### Given data
===============

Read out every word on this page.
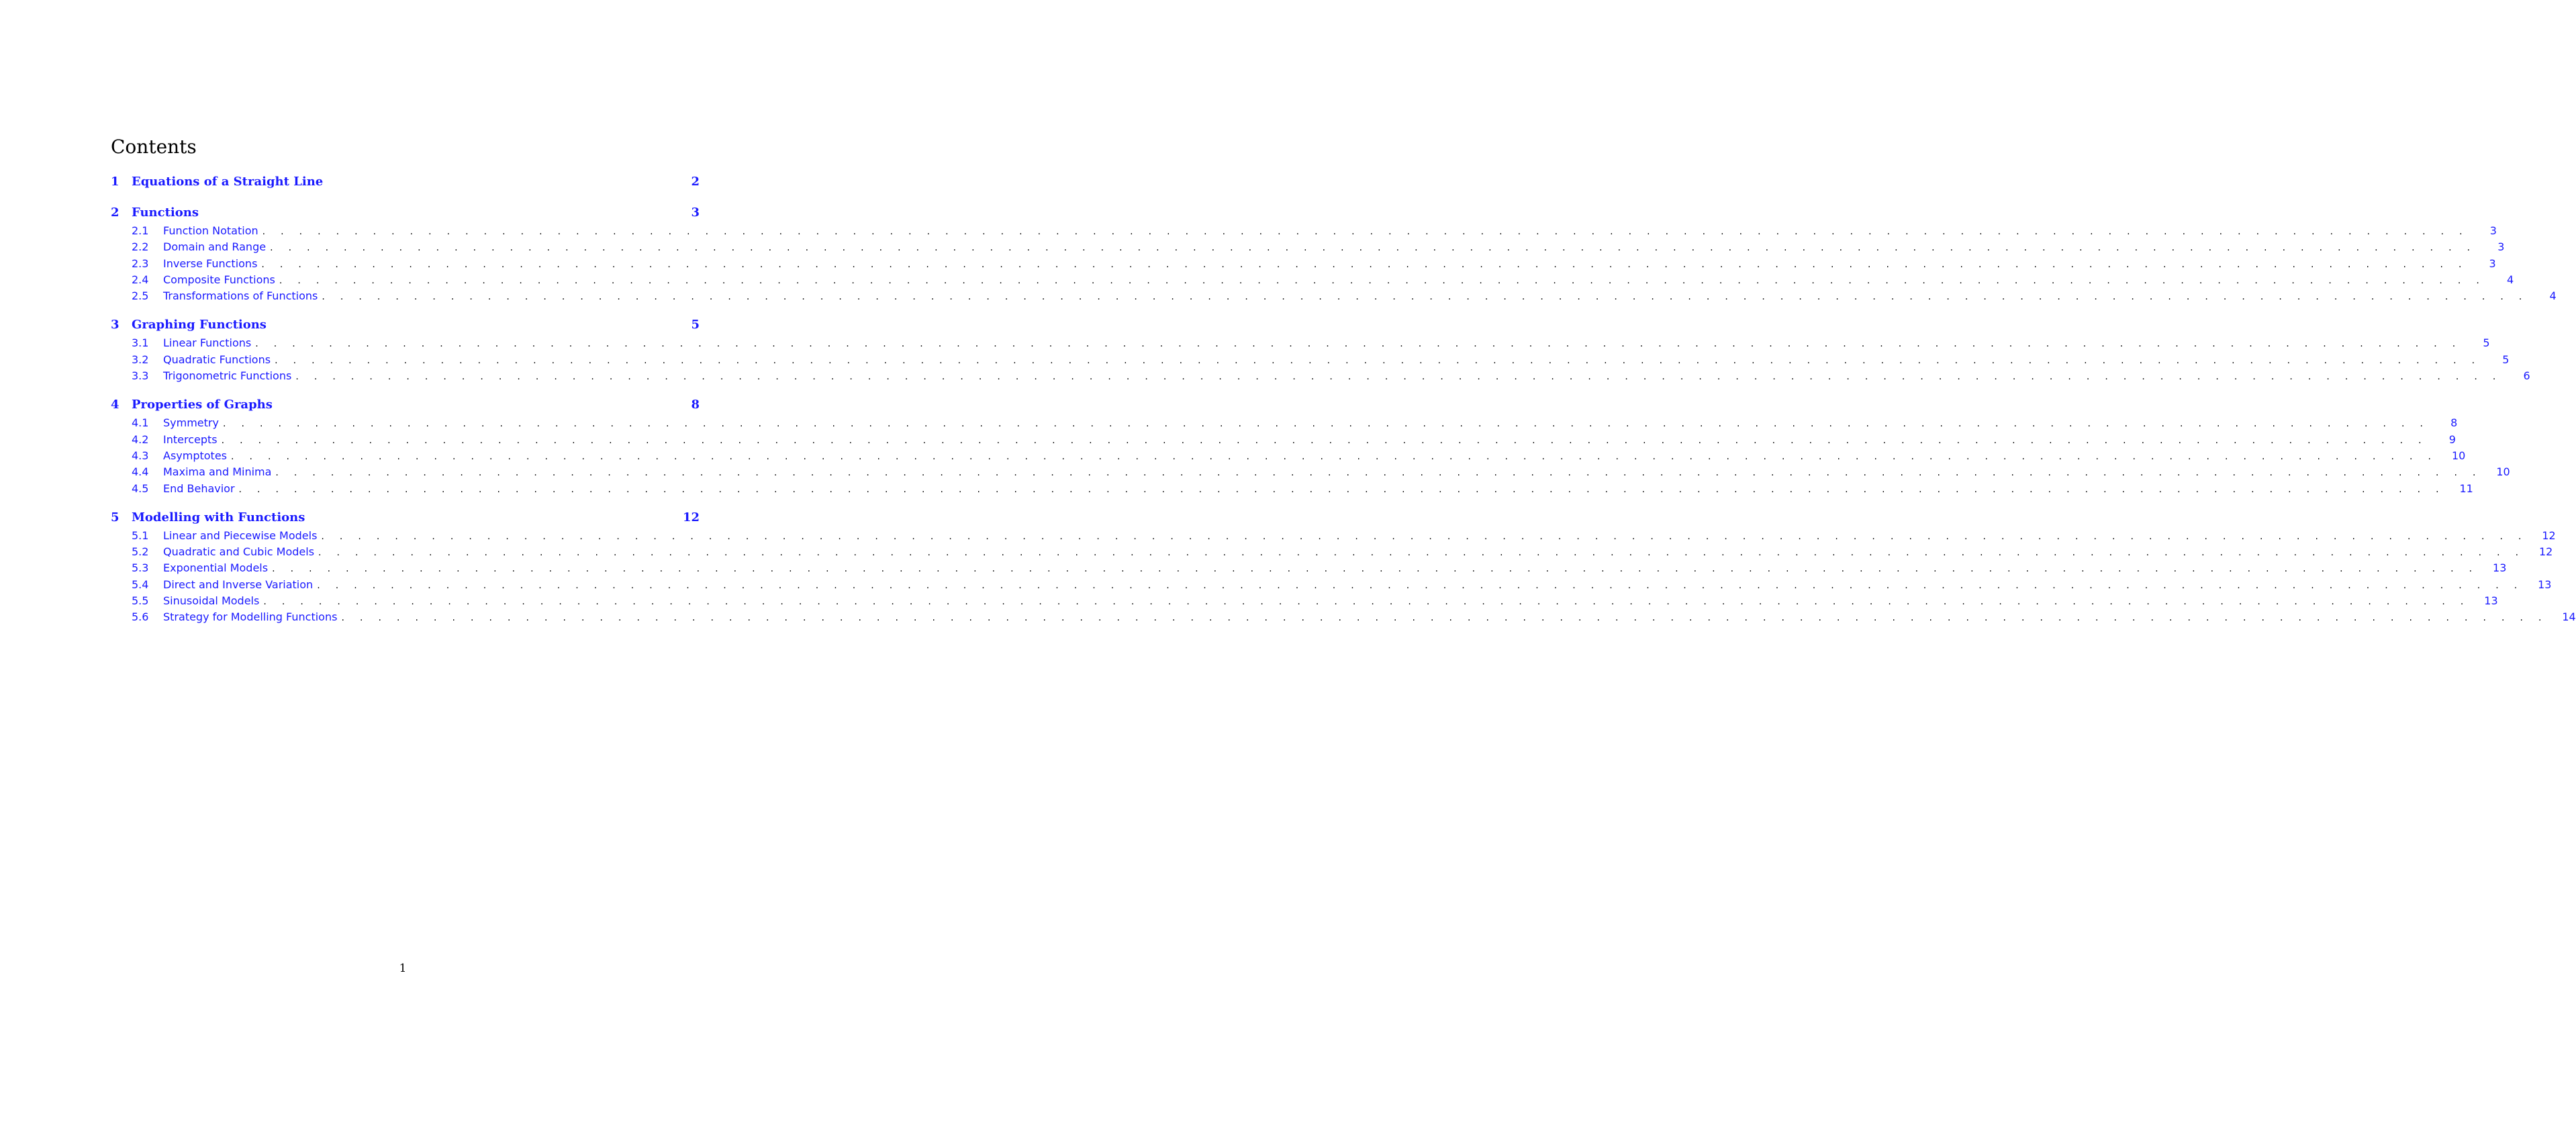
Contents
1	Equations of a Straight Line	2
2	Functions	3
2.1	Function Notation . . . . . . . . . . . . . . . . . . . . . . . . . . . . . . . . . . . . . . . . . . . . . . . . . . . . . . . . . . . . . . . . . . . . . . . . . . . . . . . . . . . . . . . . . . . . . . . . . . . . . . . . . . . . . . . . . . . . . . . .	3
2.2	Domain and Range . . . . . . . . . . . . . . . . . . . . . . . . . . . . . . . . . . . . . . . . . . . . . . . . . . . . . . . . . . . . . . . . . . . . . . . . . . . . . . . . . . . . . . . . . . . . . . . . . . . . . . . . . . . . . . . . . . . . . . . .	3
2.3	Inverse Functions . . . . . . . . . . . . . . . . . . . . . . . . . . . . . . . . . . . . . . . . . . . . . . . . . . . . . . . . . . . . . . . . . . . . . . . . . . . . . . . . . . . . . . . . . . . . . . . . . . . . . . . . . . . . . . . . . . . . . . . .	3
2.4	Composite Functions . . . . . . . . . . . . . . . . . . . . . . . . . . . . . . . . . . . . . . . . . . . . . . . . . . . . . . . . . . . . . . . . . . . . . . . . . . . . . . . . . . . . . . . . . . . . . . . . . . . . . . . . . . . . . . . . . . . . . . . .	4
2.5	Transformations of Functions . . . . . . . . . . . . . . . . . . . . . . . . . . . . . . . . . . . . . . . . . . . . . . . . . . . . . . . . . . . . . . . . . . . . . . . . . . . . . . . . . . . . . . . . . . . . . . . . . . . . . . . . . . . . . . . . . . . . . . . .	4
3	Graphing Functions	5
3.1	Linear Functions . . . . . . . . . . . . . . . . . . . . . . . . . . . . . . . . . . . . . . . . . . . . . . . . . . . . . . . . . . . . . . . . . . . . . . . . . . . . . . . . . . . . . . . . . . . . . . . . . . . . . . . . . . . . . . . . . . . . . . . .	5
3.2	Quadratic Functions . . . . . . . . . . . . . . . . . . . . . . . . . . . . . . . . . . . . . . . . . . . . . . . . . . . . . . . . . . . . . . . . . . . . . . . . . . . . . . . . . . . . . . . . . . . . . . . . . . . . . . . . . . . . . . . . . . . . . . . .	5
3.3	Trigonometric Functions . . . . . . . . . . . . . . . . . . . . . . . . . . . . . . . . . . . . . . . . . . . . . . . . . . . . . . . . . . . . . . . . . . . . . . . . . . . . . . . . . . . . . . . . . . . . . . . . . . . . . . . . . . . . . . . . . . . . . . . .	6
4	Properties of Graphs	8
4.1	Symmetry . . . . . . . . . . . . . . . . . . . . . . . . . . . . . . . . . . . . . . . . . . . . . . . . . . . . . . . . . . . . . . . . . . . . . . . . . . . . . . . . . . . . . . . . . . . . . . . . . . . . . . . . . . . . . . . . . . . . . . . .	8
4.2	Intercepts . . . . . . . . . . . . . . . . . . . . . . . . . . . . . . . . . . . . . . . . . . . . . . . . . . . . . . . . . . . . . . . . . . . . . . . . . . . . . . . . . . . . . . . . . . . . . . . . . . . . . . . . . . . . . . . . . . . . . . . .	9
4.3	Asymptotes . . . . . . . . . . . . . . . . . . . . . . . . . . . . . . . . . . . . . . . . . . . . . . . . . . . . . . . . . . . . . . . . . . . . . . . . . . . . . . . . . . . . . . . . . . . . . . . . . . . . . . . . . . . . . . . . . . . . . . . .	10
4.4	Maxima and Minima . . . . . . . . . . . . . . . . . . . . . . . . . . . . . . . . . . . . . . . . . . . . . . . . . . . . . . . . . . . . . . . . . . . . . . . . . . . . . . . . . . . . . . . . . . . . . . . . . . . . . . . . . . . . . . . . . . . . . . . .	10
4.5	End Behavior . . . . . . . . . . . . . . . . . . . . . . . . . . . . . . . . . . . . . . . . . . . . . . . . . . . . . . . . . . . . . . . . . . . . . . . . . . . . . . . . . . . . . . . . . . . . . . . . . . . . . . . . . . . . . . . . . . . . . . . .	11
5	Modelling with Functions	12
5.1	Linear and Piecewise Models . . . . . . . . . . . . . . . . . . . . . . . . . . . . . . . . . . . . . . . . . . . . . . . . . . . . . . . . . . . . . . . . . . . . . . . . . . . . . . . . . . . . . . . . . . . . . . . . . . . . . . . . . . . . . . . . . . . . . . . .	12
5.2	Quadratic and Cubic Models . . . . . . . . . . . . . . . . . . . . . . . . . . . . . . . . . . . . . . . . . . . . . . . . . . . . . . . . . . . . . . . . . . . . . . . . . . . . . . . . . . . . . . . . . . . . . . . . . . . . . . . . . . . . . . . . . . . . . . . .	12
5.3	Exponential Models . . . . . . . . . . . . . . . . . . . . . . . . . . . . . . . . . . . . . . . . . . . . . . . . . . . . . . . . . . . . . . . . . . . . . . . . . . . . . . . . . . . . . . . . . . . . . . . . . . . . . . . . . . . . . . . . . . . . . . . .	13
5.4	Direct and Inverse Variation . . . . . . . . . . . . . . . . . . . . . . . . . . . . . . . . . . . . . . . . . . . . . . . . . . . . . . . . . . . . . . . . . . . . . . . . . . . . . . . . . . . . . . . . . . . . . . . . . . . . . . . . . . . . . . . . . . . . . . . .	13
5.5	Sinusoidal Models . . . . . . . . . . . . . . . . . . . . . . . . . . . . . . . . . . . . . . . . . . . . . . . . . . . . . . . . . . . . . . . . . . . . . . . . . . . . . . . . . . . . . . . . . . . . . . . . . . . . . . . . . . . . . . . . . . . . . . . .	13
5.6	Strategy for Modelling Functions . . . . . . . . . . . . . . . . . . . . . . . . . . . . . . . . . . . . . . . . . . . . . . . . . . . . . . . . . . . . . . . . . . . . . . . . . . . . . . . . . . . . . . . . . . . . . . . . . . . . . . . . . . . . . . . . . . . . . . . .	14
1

===============

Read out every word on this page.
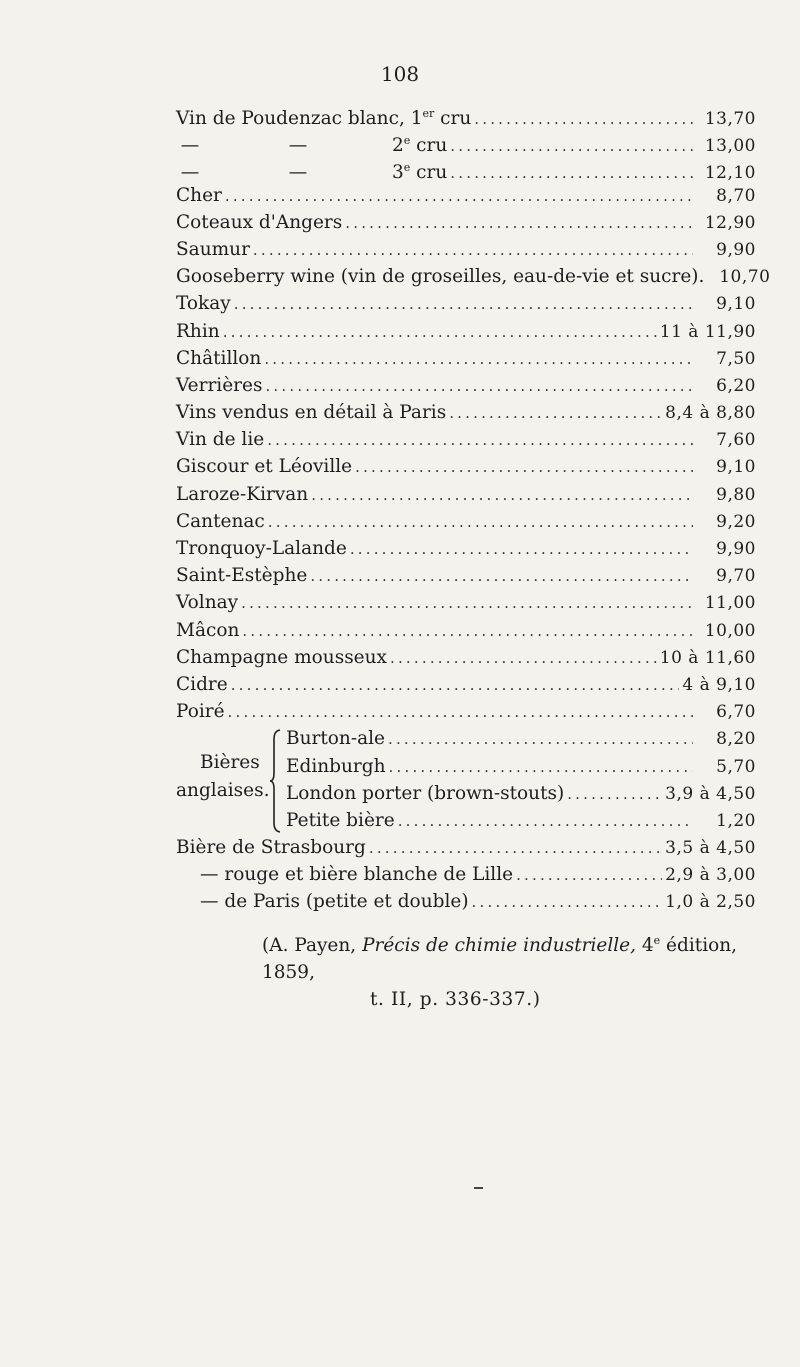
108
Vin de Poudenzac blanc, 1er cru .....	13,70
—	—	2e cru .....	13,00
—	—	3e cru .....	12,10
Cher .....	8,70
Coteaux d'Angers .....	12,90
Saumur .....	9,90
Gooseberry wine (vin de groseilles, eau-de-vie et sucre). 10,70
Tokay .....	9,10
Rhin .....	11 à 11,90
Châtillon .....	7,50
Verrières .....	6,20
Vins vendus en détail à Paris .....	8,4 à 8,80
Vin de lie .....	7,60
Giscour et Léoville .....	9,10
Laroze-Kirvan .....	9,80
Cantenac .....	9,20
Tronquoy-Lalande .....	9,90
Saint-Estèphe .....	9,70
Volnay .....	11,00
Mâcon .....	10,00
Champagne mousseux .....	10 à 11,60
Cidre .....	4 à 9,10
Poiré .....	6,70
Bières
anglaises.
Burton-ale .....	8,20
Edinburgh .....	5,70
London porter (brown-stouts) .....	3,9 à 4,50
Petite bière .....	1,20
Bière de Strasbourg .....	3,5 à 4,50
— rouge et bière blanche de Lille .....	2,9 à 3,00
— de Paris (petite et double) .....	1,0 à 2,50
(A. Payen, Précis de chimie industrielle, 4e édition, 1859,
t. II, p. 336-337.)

===============

### Exercise directions
Find every line that has "Linear" in it, then return those lines.

### Answer
3.1	Linear Functions . . . . . . . . . . . . . . . . . . . . . . . . . . . . . . . . . . . . . . . . . . . . . . . . . . . . . . . . . . . . . . . . . . . . . . . . . . . . . . . . . . . . . . . . . . . . . . . . . . . . . . . . . . . . . . . . . . . . . . . .	5
5.1	Linear and Piecewise Models . . . . . . . . . . . . . . . . . . . . . . . . . . . . . . . . . . . . . . . . . . . . . . . . . . . . . . . . . . . . . . . . . . . . . . . . . . . . . . . . . . . . . . . . . . . . . . . . . . . . . . . . . . . . . . . . . . . . . . . .	12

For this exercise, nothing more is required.